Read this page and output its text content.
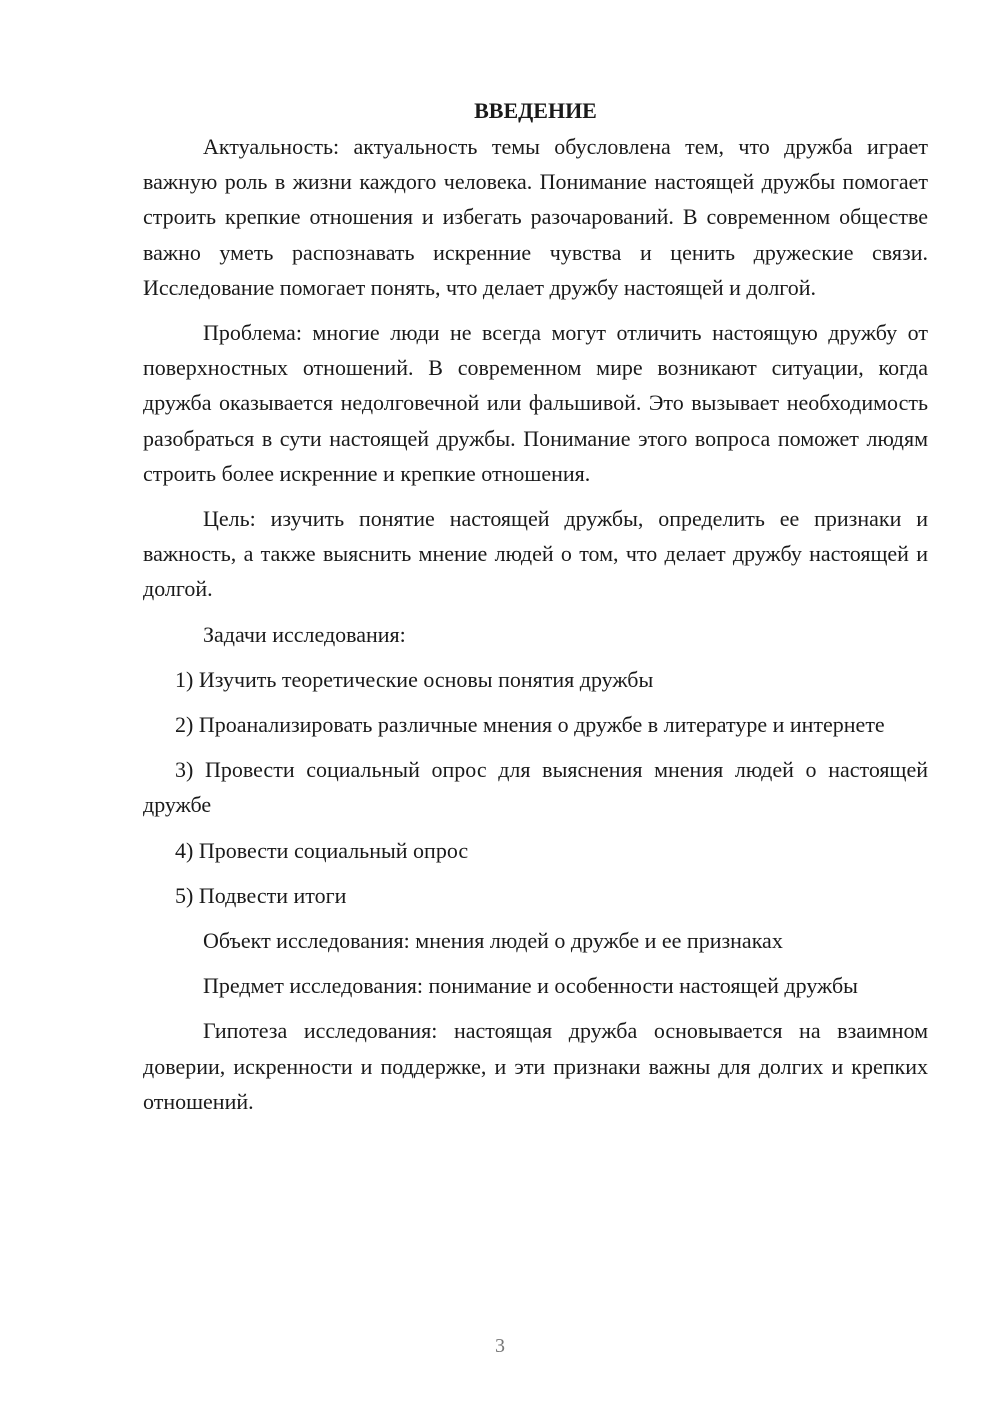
ВВЕДЕНИЕ

Актуальность: актуальность темы обусловлена тем, что дружба играет важную роль в жизни каждого человека. Понимание настоящей дружбы помогает строить крепкие отношения и избегать разочарований. В современном обществе важно уметь распознавать искренние чувства и ценить дружеские связи. Исследование помогает понять, что делает дружбу настоящей и долгой.

Проблема: многие люди не всегда могут отличить настоящую дружбу от поверхностных отношений. В современном мире возникают ситуации, когда дружба оказывается недолговечной или фальшивой. Это вызывает необходимость разобраться в сути настоящей дружбы. Понимание этого вопроса поможет людям строить более искренние и крепкие отношения.

Цель: изучить понятие настоящей дружбы, определить ее признаки и важность, а также выяснить мнение людей о том, что делает дружбу настоящей и долгой.

Задачи исследования:

1) Изучить теоретические основы понятия дружбы

2) Проанализировать различные мнения о дружбе в литературе и интернете

3) Провести социальный опрос для выяснения мнения людей о настоящей дружбе

4) Провести социальный опрос

5) Подвести итоги

Объект исследования: мнения людей о дружбе и ее признаках

Предмет исследования: понимание и особенности настоящей дружбы

Гипотеза исследования: настоящая дружба основывается на взаимном доверии, искренности и поддержке, и эти признаки важны для долгих и крепких отношений.

3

◇ ◇ ◇ ◇ ◇

▶ _YOUR INSTRUCTIONS_: Pick out the lines that have the word "делает". Copy them all.

▶ _ANSWER TO THIS TASK_:
Актуальность: актуальность темы обусловлена тем, что дружба играет важную роль в жизни каждого человека. Понимание настоящей дружбы помогает строить крепкие отношения и избегать разочарований. В современном обществе важно уметь распознавать искренние чувства и ценить дружеские связи. Исследование помогает понять, что делает дружбу настоящей и долгой.
Цель: изучить понятие настоящей дружбы, определить ее признаки и важность, а также выяснить мнение людей о том, что делает дружбу настоящей и долгой.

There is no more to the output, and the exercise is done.